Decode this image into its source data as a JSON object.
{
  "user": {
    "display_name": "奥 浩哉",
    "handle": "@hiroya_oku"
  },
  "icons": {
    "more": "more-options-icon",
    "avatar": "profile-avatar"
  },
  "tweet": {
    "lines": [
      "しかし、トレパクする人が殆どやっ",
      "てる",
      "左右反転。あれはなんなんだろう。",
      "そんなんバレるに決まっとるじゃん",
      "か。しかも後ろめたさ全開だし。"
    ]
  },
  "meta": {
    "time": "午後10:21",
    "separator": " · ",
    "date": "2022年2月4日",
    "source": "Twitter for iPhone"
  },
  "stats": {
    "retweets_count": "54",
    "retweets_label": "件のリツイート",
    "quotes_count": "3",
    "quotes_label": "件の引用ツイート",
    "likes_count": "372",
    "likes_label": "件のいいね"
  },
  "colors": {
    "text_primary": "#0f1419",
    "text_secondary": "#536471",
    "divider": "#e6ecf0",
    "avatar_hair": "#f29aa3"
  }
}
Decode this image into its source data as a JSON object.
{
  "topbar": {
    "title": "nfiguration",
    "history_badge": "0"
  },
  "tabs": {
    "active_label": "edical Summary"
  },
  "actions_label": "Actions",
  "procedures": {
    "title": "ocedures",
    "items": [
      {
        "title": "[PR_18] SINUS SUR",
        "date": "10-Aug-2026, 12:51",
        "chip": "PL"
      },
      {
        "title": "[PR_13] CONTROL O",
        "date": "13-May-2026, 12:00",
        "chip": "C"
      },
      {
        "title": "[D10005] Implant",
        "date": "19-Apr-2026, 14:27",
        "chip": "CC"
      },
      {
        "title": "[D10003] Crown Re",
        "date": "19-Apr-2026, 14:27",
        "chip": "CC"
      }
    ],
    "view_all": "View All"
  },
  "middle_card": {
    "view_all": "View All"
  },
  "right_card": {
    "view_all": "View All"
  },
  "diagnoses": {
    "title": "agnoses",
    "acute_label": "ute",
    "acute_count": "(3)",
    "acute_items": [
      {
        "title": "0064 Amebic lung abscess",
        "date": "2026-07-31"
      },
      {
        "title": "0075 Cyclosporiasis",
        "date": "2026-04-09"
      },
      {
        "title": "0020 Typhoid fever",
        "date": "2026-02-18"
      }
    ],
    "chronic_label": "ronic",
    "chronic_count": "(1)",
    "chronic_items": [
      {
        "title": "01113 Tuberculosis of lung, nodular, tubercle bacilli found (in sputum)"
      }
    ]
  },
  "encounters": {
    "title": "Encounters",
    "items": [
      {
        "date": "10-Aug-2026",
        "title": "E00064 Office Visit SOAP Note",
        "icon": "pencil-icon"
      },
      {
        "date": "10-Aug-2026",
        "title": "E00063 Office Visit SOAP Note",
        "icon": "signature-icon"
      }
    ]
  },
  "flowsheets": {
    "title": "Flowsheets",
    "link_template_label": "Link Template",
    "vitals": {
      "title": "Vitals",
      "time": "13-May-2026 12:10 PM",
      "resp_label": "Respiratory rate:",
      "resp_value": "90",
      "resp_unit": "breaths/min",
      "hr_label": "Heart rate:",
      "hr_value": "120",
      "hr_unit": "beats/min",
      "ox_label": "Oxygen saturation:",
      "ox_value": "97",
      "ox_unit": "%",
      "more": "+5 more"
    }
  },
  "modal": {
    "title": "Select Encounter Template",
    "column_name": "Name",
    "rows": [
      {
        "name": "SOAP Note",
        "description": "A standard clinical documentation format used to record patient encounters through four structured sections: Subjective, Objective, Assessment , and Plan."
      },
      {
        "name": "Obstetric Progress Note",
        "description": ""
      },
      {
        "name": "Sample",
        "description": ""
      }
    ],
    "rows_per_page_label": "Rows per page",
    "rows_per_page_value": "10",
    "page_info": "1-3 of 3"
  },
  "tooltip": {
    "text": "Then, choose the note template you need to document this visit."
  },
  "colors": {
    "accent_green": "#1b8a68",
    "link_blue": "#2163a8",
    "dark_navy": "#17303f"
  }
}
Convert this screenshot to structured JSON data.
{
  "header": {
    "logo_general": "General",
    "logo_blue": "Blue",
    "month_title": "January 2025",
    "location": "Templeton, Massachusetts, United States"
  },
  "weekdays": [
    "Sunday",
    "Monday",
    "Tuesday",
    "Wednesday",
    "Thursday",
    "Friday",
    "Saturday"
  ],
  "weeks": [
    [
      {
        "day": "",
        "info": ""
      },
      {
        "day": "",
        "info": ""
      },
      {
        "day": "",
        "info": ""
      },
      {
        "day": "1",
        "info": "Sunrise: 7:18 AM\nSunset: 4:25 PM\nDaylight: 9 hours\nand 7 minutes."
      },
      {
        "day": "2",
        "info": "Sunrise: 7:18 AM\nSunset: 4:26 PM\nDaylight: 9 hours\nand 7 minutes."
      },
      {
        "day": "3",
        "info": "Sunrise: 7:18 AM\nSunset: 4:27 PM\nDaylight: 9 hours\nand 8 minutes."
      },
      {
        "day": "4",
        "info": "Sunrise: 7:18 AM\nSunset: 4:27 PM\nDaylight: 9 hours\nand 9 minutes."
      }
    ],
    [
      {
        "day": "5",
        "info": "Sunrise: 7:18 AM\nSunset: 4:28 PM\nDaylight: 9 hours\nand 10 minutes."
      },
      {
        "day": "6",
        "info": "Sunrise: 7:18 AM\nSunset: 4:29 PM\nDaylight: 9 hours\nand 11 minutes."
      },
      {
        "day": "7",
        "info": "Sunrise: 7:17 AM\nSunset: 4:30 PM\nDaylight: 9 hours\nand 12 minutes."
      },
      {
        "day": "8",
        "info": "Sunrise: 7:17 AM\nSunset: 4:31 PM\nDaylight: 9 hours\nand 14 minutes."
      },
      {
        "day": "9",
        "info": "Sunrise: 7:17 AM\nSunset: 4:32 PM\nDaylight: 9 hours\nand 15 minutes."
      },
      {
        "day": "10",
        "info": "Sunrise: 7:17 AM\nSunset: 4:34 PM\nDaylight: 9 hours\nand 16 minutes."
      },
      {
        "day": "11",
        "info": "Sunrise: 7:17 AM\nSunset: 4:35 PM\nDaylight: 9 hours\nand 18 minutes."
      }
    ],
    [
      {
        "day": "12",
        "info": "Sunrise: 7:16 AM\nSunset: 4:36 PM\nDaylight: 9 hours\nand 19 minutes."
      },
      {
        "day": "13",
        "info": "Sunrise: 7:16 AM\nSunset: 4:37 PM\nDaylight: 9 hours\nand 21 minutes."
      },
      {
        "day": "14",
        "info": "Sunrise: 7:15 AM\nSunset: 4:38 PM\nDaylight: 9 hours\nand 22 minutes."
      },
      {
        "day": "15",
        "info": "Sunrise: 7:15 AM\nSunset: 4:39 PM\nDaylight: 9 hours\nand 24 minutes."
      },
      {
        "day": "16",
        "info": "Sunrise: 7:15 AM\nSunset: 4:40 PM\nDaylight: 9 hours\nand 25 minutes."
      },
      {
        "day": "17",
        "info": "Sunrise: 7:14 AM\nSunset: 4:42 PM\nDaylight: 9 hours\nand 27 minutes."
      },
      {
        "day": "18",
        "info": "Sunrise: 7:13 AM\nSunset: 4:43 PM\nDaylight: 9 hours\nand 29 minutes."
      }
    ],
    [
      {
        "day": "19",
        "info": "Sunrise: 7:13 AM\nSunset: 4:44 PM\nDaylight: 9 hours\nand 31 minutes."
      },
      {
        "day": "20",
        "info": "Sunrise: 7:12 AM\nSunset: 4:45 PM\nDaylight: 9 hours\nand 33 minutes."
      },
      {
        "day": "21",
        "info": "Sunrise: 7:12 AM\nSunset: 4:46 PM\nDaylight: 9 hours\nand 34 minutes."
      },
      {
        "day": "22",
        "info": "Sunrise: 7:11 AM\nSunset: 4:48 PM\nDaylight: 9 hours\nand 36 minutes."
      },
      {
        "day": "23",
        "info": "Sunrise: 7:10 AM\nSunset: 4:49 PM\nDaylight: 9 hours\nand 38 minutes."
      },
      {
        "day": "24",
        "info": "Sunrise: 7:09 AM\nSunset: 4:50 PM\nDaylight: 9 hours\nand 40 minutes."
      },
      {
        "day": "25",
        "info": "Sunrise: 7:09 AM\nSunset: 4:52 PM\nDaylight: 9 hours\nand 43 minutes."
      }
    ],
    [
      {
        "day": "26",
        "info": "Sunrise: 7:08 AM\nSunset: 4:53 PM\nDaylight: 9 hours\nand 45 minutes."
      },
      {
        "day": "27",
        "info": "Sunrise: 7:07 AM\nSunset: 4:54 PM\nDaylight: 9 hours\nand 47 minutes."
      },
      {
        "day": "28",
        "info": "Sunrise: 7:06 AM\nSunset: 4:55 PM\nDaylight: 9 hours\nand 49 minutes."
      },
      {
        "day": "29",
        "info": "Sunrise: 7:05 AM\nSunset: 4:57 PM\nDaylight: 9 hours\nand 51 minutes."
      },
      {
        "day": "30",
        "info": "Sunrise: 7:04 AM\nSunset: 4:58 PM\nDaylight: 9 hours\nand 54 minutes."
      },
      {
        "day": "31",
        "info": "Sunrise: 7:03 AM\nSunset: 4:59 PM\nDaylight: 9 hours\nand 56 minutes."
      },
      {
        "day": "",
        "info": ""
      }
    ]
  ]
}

-- -- --

The task:
Show each line in the entries that holds the string "structured".

Result for this task:
        "description": "A standard clinical documentation format used to record patient encounters through four structured sections: Subjective, Objective, Assessment , and Plan."
Convert this screenshot to structured JSON data.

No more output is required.